- **Problem details**
From the listing below, extract each line containing the string "importância".

-- start Recorded information --

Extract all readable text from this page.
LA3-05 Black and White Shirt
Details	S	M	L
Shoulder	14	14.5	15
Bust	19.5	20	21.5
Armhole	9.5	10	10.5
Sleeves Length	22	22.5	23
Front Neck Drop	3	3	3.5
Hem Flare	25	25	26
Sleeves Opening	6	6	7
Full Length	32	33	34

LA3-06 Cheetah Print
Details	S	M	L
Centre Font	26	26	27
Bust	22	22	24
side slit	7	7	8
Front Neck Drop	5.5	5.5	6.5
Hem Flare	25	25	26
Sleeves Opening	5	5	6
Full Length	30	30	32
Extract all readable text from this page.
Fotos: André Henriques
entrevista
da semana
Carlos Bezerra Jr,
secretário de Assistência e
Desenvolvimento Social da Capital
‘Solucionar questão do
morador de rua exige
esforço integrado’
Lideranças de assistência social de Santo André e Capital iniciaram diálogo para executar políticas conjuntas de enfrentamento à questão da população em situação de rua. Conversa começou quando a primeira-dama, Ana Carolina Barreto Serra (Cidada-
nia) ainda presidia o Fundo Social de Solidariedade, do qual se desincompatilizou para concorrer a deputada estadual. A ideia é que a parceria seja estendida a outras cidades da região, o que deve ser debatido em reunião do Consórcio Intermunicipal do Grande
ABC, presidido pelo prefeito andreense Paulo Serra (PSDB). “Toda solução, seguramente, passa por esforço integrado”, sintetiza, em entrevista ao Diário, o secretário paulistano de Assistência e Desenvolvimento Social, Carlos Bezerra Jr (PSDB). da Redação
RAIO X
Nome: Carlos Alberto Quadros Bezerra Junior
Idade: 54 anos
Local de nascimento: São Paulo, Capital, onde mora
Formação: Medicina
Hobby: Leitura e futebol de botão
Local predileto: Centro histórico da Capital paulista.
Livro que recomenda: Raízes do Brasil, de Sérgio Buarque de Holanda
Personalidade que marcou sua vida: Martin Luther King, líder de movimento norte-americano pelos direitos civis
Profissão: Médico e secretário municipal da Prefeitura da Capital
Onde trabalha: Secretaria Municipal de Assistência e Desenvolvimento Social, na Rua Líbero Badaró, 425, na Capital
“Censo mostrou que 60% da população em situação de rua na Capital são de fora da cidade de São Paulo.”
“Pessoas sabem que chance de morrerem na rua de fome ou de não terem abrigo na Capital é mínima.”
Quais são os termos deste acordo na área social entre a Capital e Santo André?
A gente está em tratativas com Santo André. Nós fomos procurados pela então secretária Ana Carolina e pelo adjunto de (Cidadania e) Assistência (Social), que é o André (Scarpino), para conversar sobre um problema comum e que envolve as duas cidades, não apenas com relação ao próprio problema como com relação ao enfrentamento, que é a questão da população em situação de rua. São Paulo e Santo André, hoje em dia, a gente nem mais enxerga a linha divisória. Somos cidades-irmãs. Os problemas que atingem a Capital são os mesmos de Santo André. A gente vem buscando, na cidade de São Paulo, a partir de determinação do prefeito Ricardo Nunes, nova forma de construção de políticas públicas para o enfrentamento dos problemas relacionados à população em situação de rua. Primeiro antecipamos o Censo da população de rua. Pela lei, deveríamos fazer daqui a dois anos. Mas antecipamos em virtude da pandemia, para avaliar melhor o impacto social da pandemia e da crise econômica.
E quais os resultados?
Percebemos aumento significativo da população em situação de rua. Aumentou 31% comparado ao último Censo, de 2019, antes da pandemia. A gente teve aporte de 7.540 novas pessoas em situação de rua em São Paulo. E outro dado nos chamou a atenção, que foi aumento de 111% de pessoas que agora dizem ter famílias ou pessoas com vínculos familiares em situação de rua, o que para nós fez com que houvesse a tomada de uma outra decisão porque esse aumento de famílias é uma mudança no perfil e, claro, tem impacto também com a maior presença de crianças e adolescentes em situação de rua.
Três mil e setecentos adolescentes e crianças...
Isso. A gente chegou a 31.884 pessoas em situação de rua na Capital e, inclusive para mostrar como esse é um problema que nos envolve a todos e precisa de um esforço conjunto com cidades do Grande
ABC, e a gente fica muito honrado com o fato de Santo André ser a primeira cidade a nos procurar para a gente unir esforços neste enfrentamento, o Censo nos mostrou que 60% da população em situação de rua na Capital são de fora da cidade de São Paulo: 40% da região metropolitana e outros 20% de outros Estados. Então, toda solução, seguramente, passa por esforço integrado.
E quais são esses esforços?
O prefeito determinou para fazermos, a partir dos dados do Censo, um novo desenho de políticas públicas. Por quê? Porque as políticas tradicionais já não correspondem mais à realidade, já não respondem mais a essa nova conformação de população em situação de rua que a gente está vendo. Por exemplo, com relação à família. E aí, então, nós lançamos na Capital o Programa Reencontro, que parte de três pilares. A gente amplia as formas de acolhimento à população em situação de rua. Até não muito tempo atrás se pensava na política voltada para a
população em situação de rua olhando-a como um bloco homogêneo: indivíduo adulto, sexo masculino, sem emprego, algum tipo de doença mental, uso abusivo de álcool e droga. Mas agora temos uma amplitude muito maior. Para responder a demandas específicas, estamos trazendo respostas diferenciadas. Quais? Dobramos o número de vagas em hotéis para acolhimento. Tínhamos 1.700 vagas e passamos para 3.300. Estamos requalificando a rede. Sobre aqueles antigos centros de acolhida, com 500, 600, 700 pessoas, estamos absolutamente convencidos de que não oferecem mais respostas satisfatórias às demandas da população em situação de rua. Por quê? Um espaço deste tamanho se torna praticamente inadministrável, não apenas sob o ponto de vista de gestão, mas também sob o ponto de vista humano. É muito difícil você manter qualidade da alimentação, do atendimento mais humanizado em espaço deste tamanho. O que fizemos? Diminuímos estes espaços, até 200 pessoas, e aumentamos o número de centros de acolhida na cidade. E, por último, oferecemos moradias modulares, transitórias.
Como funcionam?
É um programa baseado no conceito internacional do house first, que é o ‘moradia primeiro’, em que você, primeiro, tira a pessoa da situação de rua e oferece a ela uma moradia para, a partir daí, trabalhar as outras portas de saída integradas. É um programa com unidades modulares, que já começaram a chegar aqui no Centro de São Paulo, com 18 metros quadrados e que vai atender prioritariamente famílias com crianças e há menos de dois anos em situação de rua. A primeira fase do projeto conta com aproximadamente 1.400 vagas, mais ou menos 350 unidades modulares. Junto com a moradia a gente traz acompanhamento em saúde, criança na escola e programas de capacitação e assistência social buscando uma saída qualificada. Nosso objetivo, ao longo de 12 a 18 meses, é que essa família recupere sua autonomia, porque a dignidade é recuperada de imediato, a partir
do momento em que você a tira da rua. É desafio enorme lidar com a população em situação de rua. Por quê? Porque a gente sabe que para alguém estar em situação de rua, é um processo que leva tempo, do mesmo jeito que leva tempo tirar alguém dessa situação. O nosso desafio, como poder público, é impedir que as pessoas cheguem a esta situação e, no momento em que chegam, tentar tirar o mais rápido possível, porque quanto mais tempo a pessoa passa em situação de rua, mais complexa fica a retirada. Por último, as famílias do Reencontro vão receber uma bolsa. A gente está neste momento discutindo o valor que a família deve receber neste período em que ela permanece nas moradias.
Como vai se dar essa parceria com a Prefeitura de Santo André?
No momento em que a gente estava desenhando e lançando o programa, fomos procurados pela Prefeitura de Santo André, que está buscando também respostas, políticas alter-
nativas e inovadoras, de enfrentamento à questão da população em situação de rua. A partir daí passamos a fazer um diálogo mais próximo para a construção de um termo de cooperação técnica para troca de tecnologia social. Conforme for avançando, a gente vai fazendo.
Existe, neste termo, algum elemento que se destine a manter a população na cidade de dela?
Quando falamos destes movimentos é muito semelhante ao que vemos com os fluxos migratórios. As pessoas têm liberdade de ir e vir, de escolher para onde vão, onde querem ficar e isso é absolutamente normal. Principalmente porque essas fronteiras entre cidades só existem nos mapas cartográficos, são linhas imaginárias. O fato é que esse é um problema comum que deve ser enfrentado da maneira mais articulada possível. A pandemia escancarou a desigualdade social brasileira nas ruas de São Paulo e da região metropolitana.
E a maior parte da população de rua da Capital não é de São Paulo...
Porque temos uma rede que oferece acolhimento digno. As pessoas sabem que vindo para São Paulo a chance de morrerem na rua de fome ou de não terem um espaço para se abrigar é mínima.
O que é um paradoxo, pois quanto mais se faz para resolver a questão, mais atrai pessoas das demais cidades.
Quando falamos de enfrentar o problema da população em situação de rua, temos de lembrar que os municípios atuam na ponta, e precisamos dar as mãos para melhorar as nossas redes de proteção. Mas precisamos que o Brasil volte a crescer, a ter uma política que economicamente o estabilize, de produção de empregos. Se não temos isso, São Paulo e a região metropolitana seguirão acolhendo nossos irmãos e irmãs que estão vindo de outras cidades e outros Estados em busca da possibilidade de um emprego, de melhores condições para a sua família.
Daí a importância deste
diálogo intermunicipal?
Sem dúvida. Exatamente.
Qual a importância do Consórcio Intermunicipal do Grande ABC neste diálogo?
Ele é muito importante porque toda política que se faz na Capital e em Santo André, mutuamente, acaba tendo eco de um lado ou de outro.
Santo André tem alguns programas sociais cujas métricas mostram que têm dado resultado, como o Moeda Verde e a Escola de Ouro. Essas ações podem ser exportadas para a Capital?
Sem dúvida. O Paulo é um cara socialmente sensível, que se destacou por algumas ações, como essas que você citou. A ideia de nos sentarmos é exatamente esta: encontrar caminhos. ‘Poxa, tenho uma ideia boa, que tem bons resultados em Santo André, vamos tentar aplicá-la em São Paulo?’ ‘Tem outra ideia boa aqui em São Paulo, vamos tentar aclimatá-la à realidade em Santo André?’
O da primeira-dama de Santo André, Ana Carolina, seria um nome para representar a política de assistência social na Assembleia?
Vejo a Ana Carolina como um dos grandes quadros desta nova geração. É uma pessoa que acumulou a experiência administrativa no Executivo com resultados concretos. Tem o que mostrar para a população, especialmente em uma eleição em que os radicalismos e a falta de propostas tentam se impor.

-- end Recorded information --

- **Response for this exercise**
Daí a importância deste
Qual a importância do Consórcio Intermunicipal do Grande ABC neste diálogo?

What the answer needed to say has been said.